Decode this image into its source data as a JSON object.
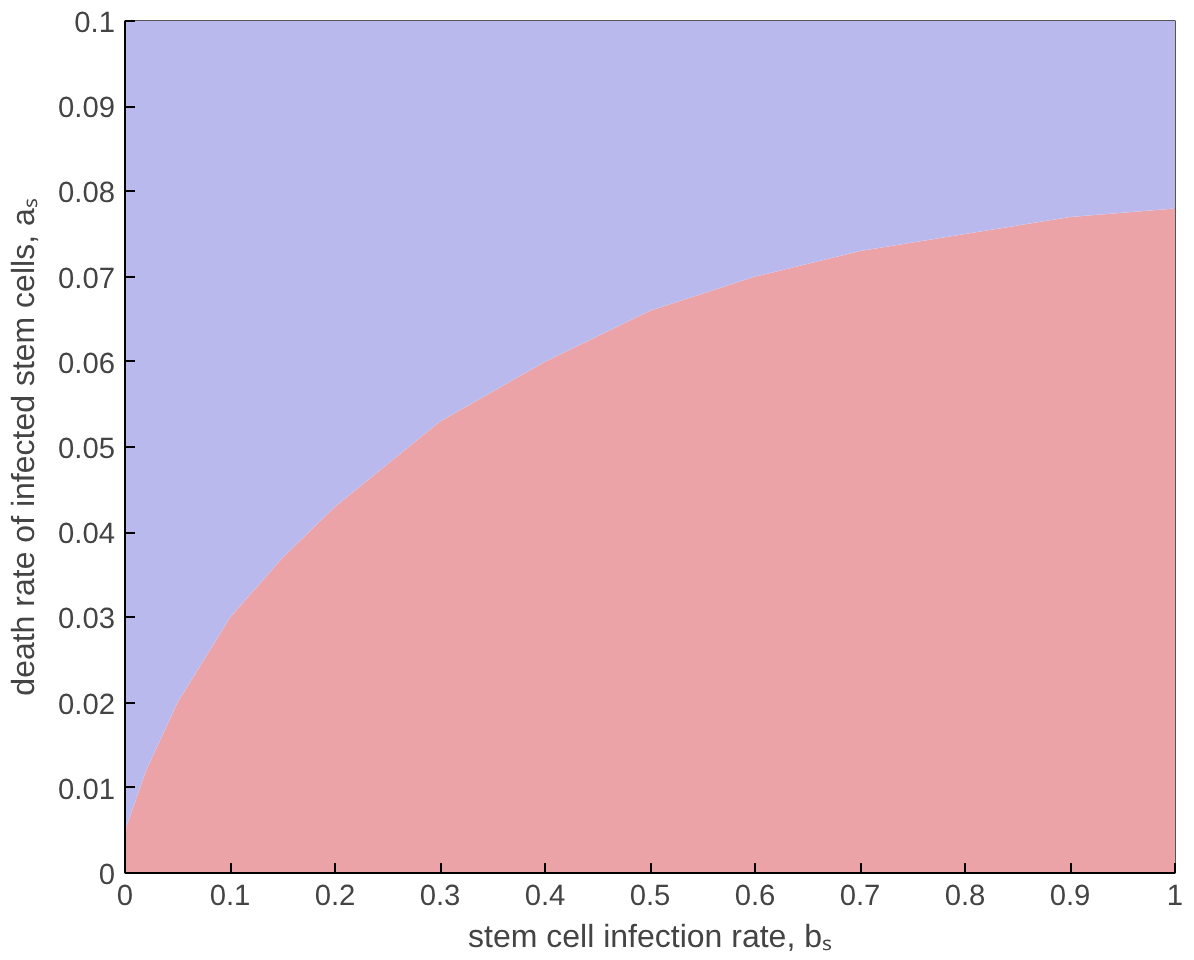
{
  "chart_data": {
    "type": "area",
    "stacked": true,
    "xlabel": "stem cell infection rate, bₛ",
    "ylabel": "death rate of infected stem cells, aₛ",
    "x": [
      0,
      0.02,
      0.05,
      0.1,
      0.15,
      0.2,
      0.3,
      0.4,
      0.5,
      0.6,
      0.7,
      0.8,
      0.9,
      1.0
    ],
    "series": [
      {
        "color": "#eba3a8",
        "values": [
          0.005,
          0.012,
          0.02,
          0.03,
          0.037,
          0.043,
          0.053,
          0.06,
          0.066,
          0.07,
          0.073,
          0.075,
          0.077,
          0.078
        ]
      },
      {
        "color": "#b9b9ee",
        "values": [
          0.095,
          0.088,
          0.08,
          0.07,
          0.063,
          0.057,
          0.047,
          0.04,
          0.034,
          0.03,
          0.027,
          0.025,
          0.023,
          0.022
        ]
      }
    ],
    "xlim": [
      0,
      1
    ],
    "ylim": [
      0,
      0.1
    ],
    "xticks": [
      0,
      0.1,
      0.2,
      0.3,
      0.4,
      0.5,
      0.6,
      0.7,
      0.8,
      0.9,
      1
    ],
    "yticks": [
      0,
      0.01,
      0.02,
      0.03,
      0.04,
      0.05,
      0.06,
      0.07,
      0.08,
      0.09,
      0.1
    ]
  }
}
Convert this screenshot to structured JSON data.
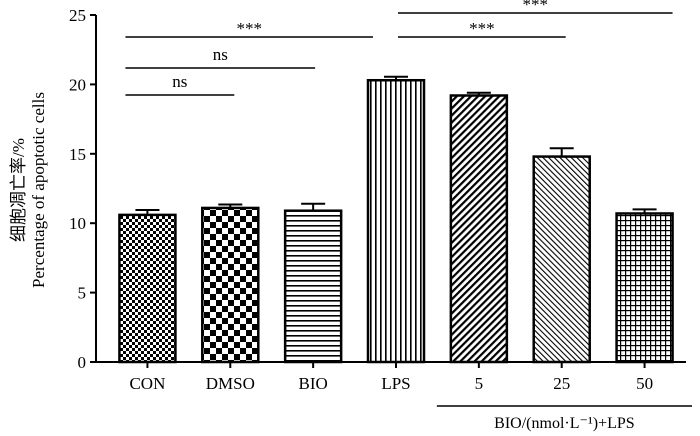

[TASK DIRECTIONS]
Some lines above contain the word "rate". Copy each of them.

[ANSWER TO THE PROBLEM]
    "xlabel": "stem cell infection rate, bₛ",
    "ylabel": "death rate of infected stem cells, aₛ",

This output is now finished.